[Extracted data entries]
§ §
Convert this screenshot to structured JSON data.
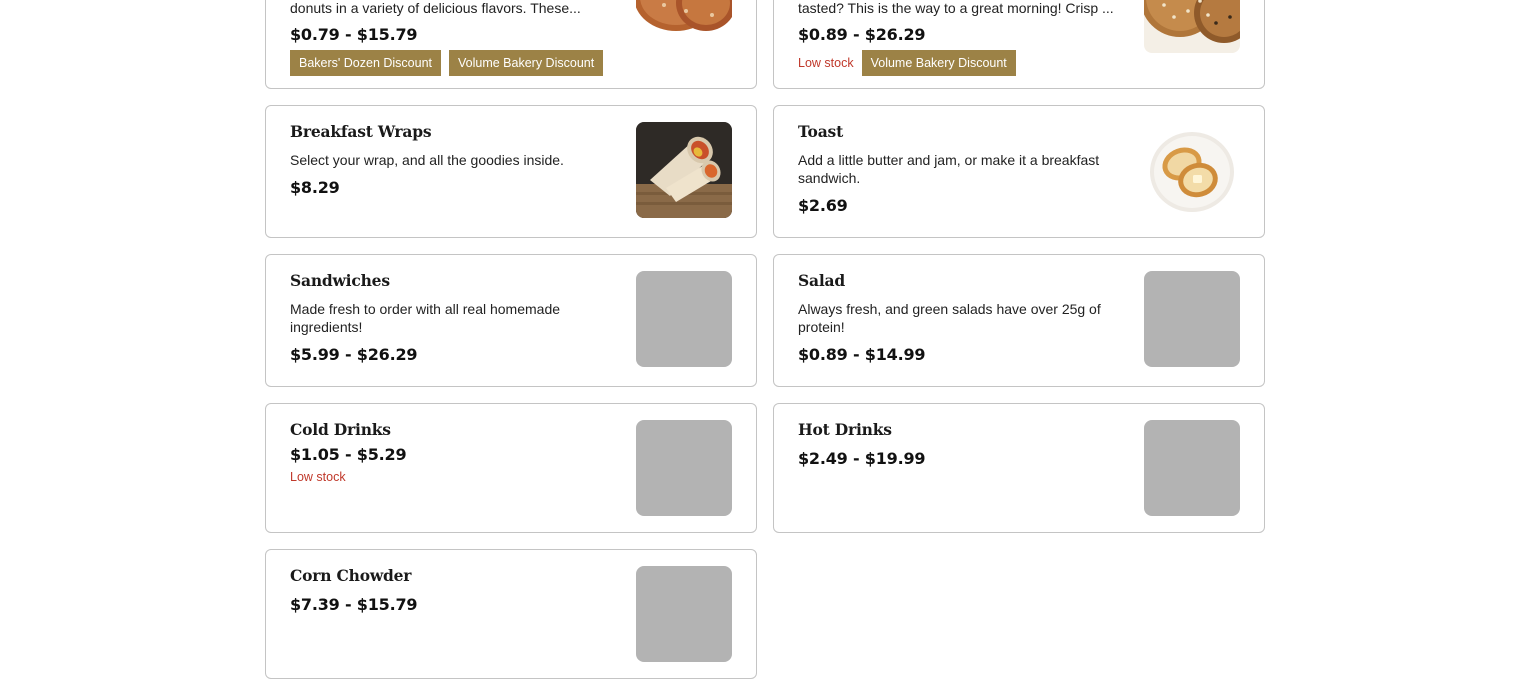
{
  "products": {
    "donuts": {
      "description": "donuts in a variety of delicious flavors. These...",
      "price": "$0.79 - $15.79",
      "tags": [
        "Bakers' Dozen Discount",
        "Volume Bakery Discount"
      ],
      "image": "donuts-photo"
    },
    "bagels": {
      "description": "tasted? This is the way to a great morning! Crisp ...",
      "price": "$0.89 - $26.29",
      "stock": "Low stock",
      "tags": [
        "Volume Bakery Discount"
      ],
      "image": "bagels-photo"
    },
    "breakfast_wraps": {
      "title": "Breakfast Wraps",
      "description": "Select your wrap, and all the goodies inside.",
      "price": "$8.29",
      "image": "wrap-photo"
    },
    "toast": {
      "title": "Toast",
      "description": "Add a little butter and jam, or make it a breakfast sandwich.",
      "price": "$2.69",
      "image": "toast-photo"
    },
    "sandwiches": {
      "title": "Sandwiches",
      "description": "Made fresh to order with all real homemade ingredients!",
      "price": "$5.99 - $26.29",
      "image": "placeholder"
    },
    "salad": {
      "title": "Salad",
      "description": "Always fresh, and green salads have over 25g of protein!",
      "price": "$0.89 - $14.99",
      "image": "placeholder"
    },
    "cold_drinks": {
      "title": "Cold Drinks",
      "price": "$1.05 - $5.29",
      "stock": "Low stock",
      "image": "placeholder"
    },
    "hot_drinks": {
      "title": "Hot Drinks",
      "price": "$2.49 - $19.99",
      "image": "placeholder"
    },
    "corn_chowder": {
      "title": "Corn Chowder",
      "price": "$7.39 - $15.79",
      "image": "placeholder"
    }
  },
  "colors": {
    "tag_background": "#9c8246",
    "low_stock": "#c0392b",
    "placeholder": "#b3b3b3",
    "card_border": "#c4c4c4"
  }
}
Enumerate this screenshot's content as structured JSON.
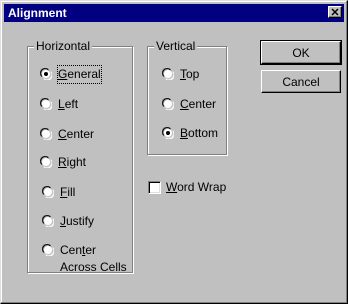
{
  "window": {
    "title": "Alignment",
    "close_label": "✕"
  },
  "horizontal": {
    "label": "Horizontal",
    "options": [
      {
        "label": "General",
        "mnemonic_index": 0,
        "selected": true
      },
      {
        "label": "Left",
        "mnemonic_index": 0,
        "selected": false
      },
      {
        "label": "Center",
        "mnemonic_index": 0,
        "selected": false
      },
      {
        "label": "Right",
        "mnemonic_index": 0,
        "selected": false
      },
      {
        "label": "Fill",
        "mnemonic_index": 0,
        "selected": false
      },
      {
        "label": "Justify",
        "mnemonic_index": 0,
        "selected": false
      },
      {
        "label": "Center",
        "mnemonic_index": 3,
        "selected": false
      }
    ],
    "center_across_line2": "Across Cells"
  },
  "vertical": {
    "label": "Vertical",
    "options": [
      {
        "label": "Top",
        "mnemonic_index": 0,
        "selected": false
      },
      {
        "label": "Center",
        "mnemonic_index": 0,
        "selected": false
      },
      {
        "label": "Bottom",
        "mnemonic_index": 0,
        "selected": true
      }
    ]
  },
  "word_wrap": {
    "label": "Word Wrap",
    "mnemonic_index": 0,
    "checked": false
  },
  "buttons": {
    "ok": "OK",
    "cancel": "Cancel"
  }
}
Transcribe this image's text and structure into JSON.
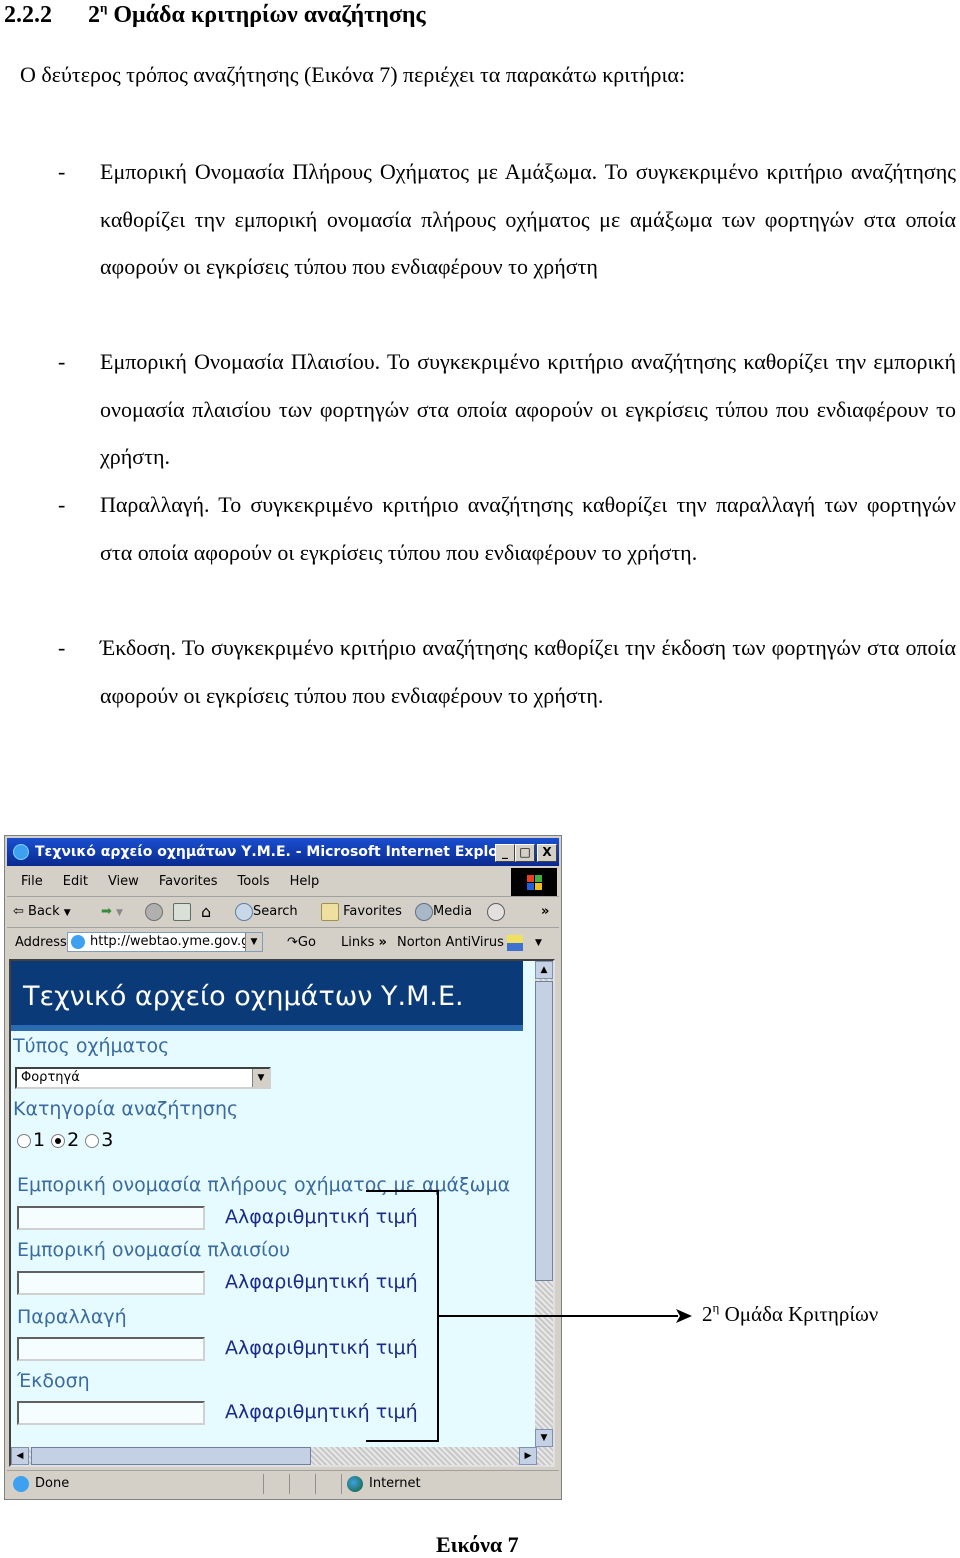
{
  "section": {
    "number": "2.2.2",
    "ordinal": "2",
    "ordinal_sup": "η",
    "title": "Ομάδα κριτηρίων αναζήτησης"
  },
  "intro": "Ο δεύτερος τρόπος αναζήτησης (Εικόνα 7) περιέχει τα παρακάτω κριτήρια:",
  "criteria": [
    {
      "dash": "-",
      "text": "Εμπορική Ονομασία Πλήρους Οχήματος με Αμάξωμα.  Το συγκεκριμένο κριτήριο αναζήτησης καθορίζει την εμπορική ονομασία πλήρους οχήματος με αμάξωμα των φορτηγών στα οποία αφορούν οι εγκρίσεις τύπου που ενδιαφέρουν το χρήστη"
    },
    {
      "dash": "-",
      "text": "Εμπορική Ονομασία Πλαισίου. Το συγκεκριμένο κριτήριο αναζήτησης καθορίζει την εμπορική ονομασία πλαισίου των φορτηγών στα οποία αφορούν οι εγκρίσεις τύπου που ενδιαφέρουν το χρήστη."
    },
    {
      "dash": "-",
      "text": "Παραλλαγή. Το συγκεκριμένο κριτήριο αναζήτησης καθορίζει την παραλλαγή των φορτηγών στα οποία αφορούν οι εγκρίσεις τύπου που ενδιαφέρουν το χρήστη."
    },
    {
      "dash": "-",
      "text": "Έκδοση. Το συγκεκριμένο κριτήριο αναζήτησης καθορίζει την έκδοση των φορτηγών στα οποία αφορούν οι εγκρίσεις τύπου που ενδιαφέρουν το χρήστη."
    }
  ],
  "browser": {
    "window_title": "Τεχνικό αρχείο οχημάτων Υ.Μ.Ε. - Microsoft Internet Explorer",
    "window_buttons": {
      "minimize": "_",
      "maximize": "□",
      "close": "X"
    },
    "menu": [
      "File",
      "Edit",
      "View",
      "Favorites",
      "Tools",
      "Help"
    ],
    "toolbar": {
      "back": "Back",
      "search": "Search",
      "favorites": "Favorites",
      "media": "Media",
      "more": "»"
    },
    "address": {
      "label": "Address",
      "value": "http://webtao.yme.gov.g",
      "go": "Go",
      "links": "Links",
      "links_more": "»",
      "norton": "Norton AntiVirus"
    },
    "status": {
      "text": "Done",
      "zone": "Internet"
    }
  },
  "page": {
    "banner": "Τεχνικό αρχείο οχημάτων Υ.Μ.Ε.",
    "vehicle_type_label": "Τύπος οχήματος",
    "vehicle_type_value": "Φορτηγά",
    "category_label": "Κατηγορία αναζήτησης",
    "categories": [
      {
        "label": "1",
        "selected": false
      },
      {
        "label": "2",
        "selected": true
      },
      {
        "label": "3",
        "selected": false
      }
    ],
    "fields": [
      {
        "label": "Εμπορική ονομασία πλήρους οχήματος με αμάξωμα",
        "value": "",
        "hint": "Αλφαριθμητική τιμή"
      },
      {
        "label": "Εμπορική ονομασία πλαισίου",
        "value": "",
        "hint": "Αλφαριθμητική τιμή"
      },
      {
        "label": "Παραλλαγή",
        "value": "",
        "hint": "Αλφαριθμητική τιμή"
      },
      {
        "label": "Έκδοση",
        "value": "",
        "hint": "Αλφαριθμητική τιμή"
      }
    ]
  },
  "callout": {
    "ordinal": "2",
    "ordinal_sup": "η",
    "text": "Ομάδα Κριτηρίων"
  },
  "caption": "Εικόνα 7"
}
§ §
Exercise: Transcribe every entry exactly, leaving out the pictures.

Solution to the problem:
Convert this screenshot to structured JSON data.
{
  "products": {
    "donuts": {
      "description": "donuts in a variety of delicious flavors. These...",
      "price": "$0.79 - $15.79",
      "tags": [
        "Bakers' Dozen Discount",
        "Volume Bakery Discount"
      ],
      "image": "donuts-photo"
    },
    "bagels": {
      "description": "tasted? This is the way to a great morning! Crisp ...",
      "price": "$0.89 - $26.29",
      "stock": "Low stock",
      "tags": [
        "Volume Bakery Discount"
      ],
      "image": "bagels-photo"
    },
    "breakfast_wraps": {
      "title": "Breakfast Wraps",
      "description": "Select your wrap, and all the goodies inside.",
      "price": "$8.29",
      "image": "wrap-photo"
    },
    "toast": {
      "title": "Toast",
      "description": "Add a little butter and jam, or make it a breakfast sandwich.",
      "price": "$2.69",
      "image": "toast-photo"
    },
    "sandwiches": {
      "title": "Sandwiches",
      "description": "Made fresh to order with all real homemade ingredients!",
      "price": "$5.99 - $26.29",
      "image": "placeholder"
    },
    "salad": {
      "title": "Salad",
      "description": "Always fresh, and green salads have over 25g of protein!",
      "price": "$0.89 - $14.99",
      "image": "placeholder"
    },
    "cold_drinks": {
      "title": "Cold Drinks",
      "price": "$1.05 - $5.29",
      "stock": "Low stock",
      "image": "placeholder"
    },
    "hot_drinks": {
      "title": "Hot Drinks",
      "price": "$2.49 - $19.99",
      "image": "placeholder"
    },
    "corn_chowder": {
      "title": "Corn Chowder",
      "price": "$7.39 - $15.79",
      "image": "placeholder"
    }
  },
  "colors": {
    "tag_background": "#9c8246",
    "low_stock": "#c0392b",
    "placeholder": "#b3b3b3",
    "card_border": "#c4c4c4"
  }
}
Enumerate this screenshot's content as structured JSON.
{
  "window": {
    "title": "Alignment",
    "close_label": "✕"
  },
  "horizontal": {
    "label": "Horizontal",
    "options": [
      {
        "label": "General",
        "mnemonic_index": 0,
        "selected": true
      },
      {
        "label": "Left",
        "mnemonic_index": 0,
        "selected": false
      },
      {
        "label": "Center",
        "mnemonic_index": 0,
        "selected": false
      },
      {
        "label": "Right",
        "mnemonic_index": 0,
        "selected": false
      },
      {
        "label": "Fill",
        "mnemonic_index": 0,
        "selected": false
      },
      {
        "label": "Justify",
        "mnemonic_index": 0,
        "selected": false
      },
      {
        "label": "Center",
        "mnemonic_index": 3,
        "selected": false
      }
    ],
    "center_across_line2": "Across Cells"
  },
  "vertical": {
    "label": "Vertical",
    "options": [
      {
        "label": "Top",
        "mnemonic_index": 0,
        "selected": false
      },
      {
        "label": "Center",
        "mnemonic_index": 0,
        "selected": false
      },
      {
        "label": "Bottom",
        "mnemonic_index": 0,
        "selected": true
      }
    ]
  },
  "word_wrap": {
    "label": "Word Wrap",
    "mnemonic_index": 0,
    "checked": false
  },
  "buttons": {
    "ok": "OK",
    "cancel": "Cancel"
  }
}
Transcribe this image's text and structure into JSON.
{
  "section": {
    "number": "2.2.2",
    "ordinal": "2",
    "ordinal_sup": "η",
    "title": "Ομάδα κριτηρίων αναζήτησης"
  },
  "intro": "Ο δεύτερος τρόπος αναζήτησης (Εικόνα 7) περιέχει τα παρακάτω κριτήρια:",
  "criteria": [
    {
      "dash": "-",
      "text": "Εμπορική Ονομασία Πλήρους Οχήματος με Αμάξωμα.  Το συγκεκριμένο κριτήριο αναζήτησης καθορίζει την εμπορική ονομασία πλήρους οχήματος με αμάξωμα των φορτηγών στα οποία αφορούν οι εγκρίσεις τύπου που ενδιαφέρουν το χρήστη"
    },
    {
      "dash": "-",
      "text": "Εμπορική Ονομασία Πλαισίου. Το συγκεκριμένο κριτήριο αναζήτησης καθορίζει την εμπορική ονομασία πλαισίου των φορτηγών στα οποία αφορούν οι εγκρίσεις τύπου που ενδιαφέρουν το χρήστη."
    },
    {
      "dash": "-",
      "text": "Παραλλαγή. Το συγκεκριμένο κριτήριο αναζήτησης καθορίζει την παραλλαγή των φορτηγών στα οποία αφορούν οι εγκρίσεις τύπου που ενδιαφέρουν το χρήστη."
    },
    {
      "dash": "-",
      "text": "Έκδοση. Το συγκεκριμένο κριτήριο αναζήτησης καθορίζει την έκδοση των φορτηγών στα οποία αφορούν οι εγκρίσεις τύπου που ενδιαφέρουν το χρήστη."
    }
  ],
  "browser": {
    "window_title": "Τεχνικό αρχείο οχημάτων Υ.Μ.Ε. - Microsoft Internet Explorer",
    "window_buttons": {
      "minimize": "_",
      "maximize": "□",
      "close": "X"
    },
    "menu": [
      "File",
      "Edit",
      "View",
      "Favorites",
      "Tools",
      "Help"
    ],
    "toolbar": {
      "back": "Back",
      "search": "Search",
      "favorites": "Favorites",
      "media": "Media",
      "more": "»"
    },
    "address": {
      "label": "Address",
      "value": "http://webtao.yme.gov.g",
      "go": "Go",
      "links": "Links",
      "links_more": "»",
      "norton": "Norton AntiVirus"
    },
    "status": {
      "text": "Done",
      "zone": "Internet"
    }
  },
  "page": {
    "banner": "Τεχνικό αρχείο οχημάτων Υ.Μ.Ε.",
    "vehicle_type_label": "Τύπος οχήματος",
    "vehicle_type_value": "Φορτηγά",
    "category_label": "Κατηγορία αναζήτησης",
    "categories": [
      {
        "label": "1",
        "selected": false
      },
      {
        "label": "2",
        "selected": true
      },
      {
        "label": "3",
        "selected": false
      }
    ],
    "fields": [
      {
        "label": "Εμπορική ονομασία πλήρους οχήματος με αμάξωμα",
        "value": "",
        "hint": "Αλφαριθμητική τιμή"
      },
      {
        "label": "Εμπορική ονομασία πλαισίου",
        "value": "",
        "hint": "Αλφαριθμητική τιμή"
      },
      {
        "label": "Παραλλαγή",
        "value": "",
        "hint": "Αλφαριθμητική τιμή"
      },
      {
        "label": "Έκδοση",
        "value": "",
        "hint": "Αλφαριθμητική τιμή"
      }
    ]
  },
  "callout": {
    "ordinal": "2",
    "ordinal_sup": "η",
    "text": "Ομάδα Κριτηρίων"
  },
  "caption": "Εικόνα 7"
}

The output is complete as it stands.